Your objective —
Leave out the pictures and copy every record exactly.

Dataset rows —
------------------------------------------------------------

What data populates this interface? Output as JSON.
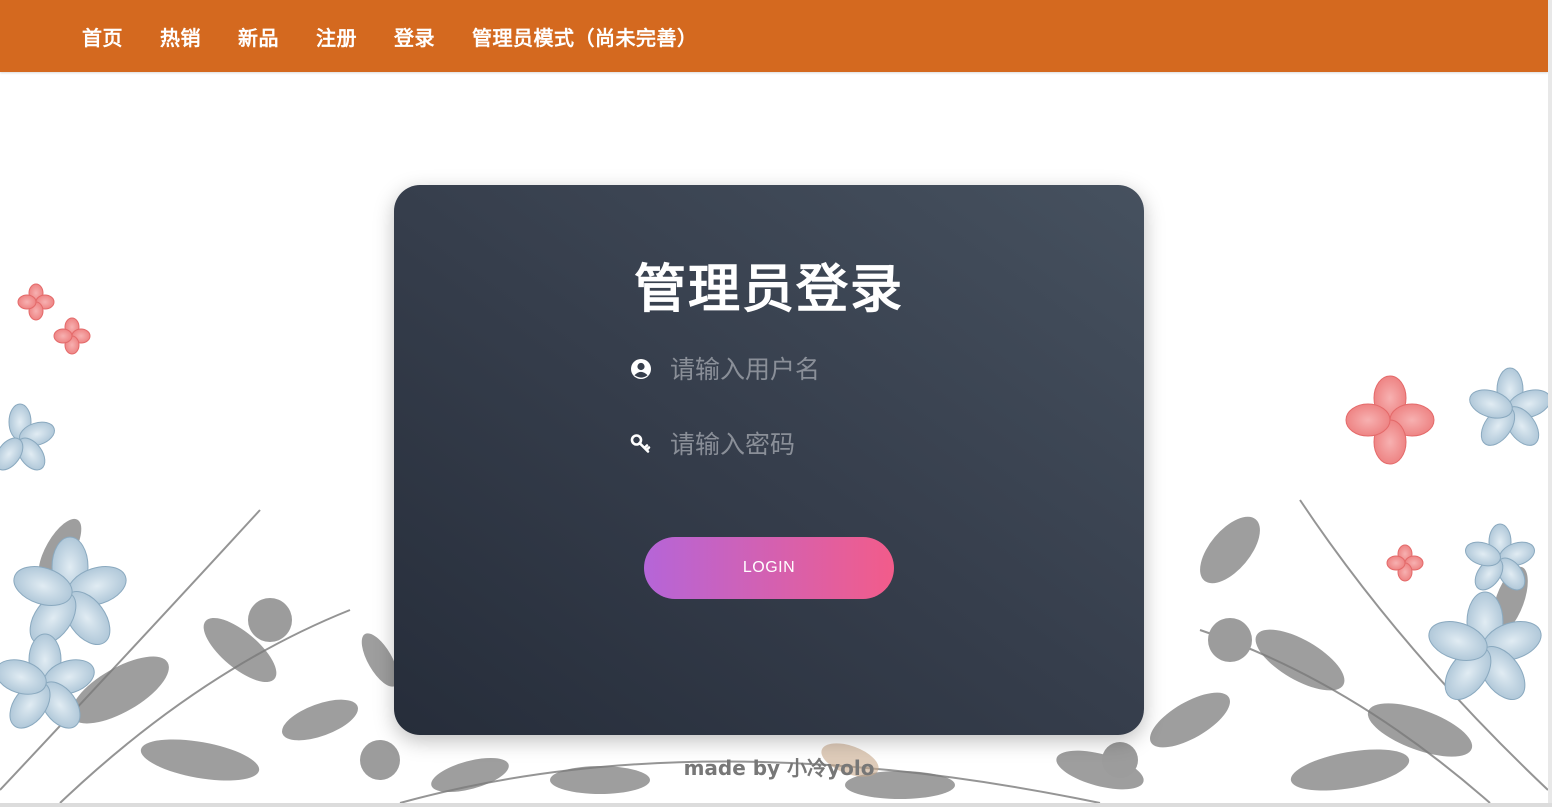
{
  "nav": {
    "items": [
      {
        "label": "首页"
      },
      {
        "label": "热销"
      },
      {
        "label": "新品"
      },
      {
        "label": "注册"
      },
      {
        "label": "登录"
      },
      {
        "label": "管理员模式（尚未完善）"
      }
    ]
  },
  "login": {
    "title": "管理员登录",
    "username_placeholder": "请输入用户名",
    "password_placeholder": "请输入密码",
    "button_label": "LOGIN"
  },
  "footer": {
    "credit": "made by 小冷yolo"
  },
  "colors": {
    "nav_background": "#d4691f",
    "card_gradient_start": "#262d3a",
    "card_gradient_end": "#46515f",
    "button_gradient_start": "#b565d8",
    "button_gradient_end": "#f25c8a"
  },
  "icons": {
    "username": "user-circle-icon",
    "password": "key-icon"
  }
}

------------------------------------------------------------

Result of the exercise —
What data populates this interface? Output as JSON.
{
  "nav": {
    "items": [
      {
        "label": "首页"
      },
      {
        "label": "热销"
      },
      {
        "label": "新品"
      },
      {
        "label": "注册"
      },
      {
        "label": "登录"
      },
      {
        "label": "管理员模式（尚未完善）"
      }
    ]
  },
  "login": {
    "title": "管理员登录",
    "username_placeholder": "请输入用户名",
    "password_placeholder": "请输入密码",
    "button_label": "LOGIN"
  },
  "footer": {
    "credit": "made by 小冷yolo"
  },
  "colors": {
    "nav_background": "#d4691f",
    "card_gradient_start": "#262d3a",
    "card_gradient_end": "#46515f",
    "button_gradient_start": "#b565d8",
    "button_gradient_end": "#f25c8a"
  },
  "icons": {
    "username": "user-circle-icon",
    "password": "key-icon"
  }
}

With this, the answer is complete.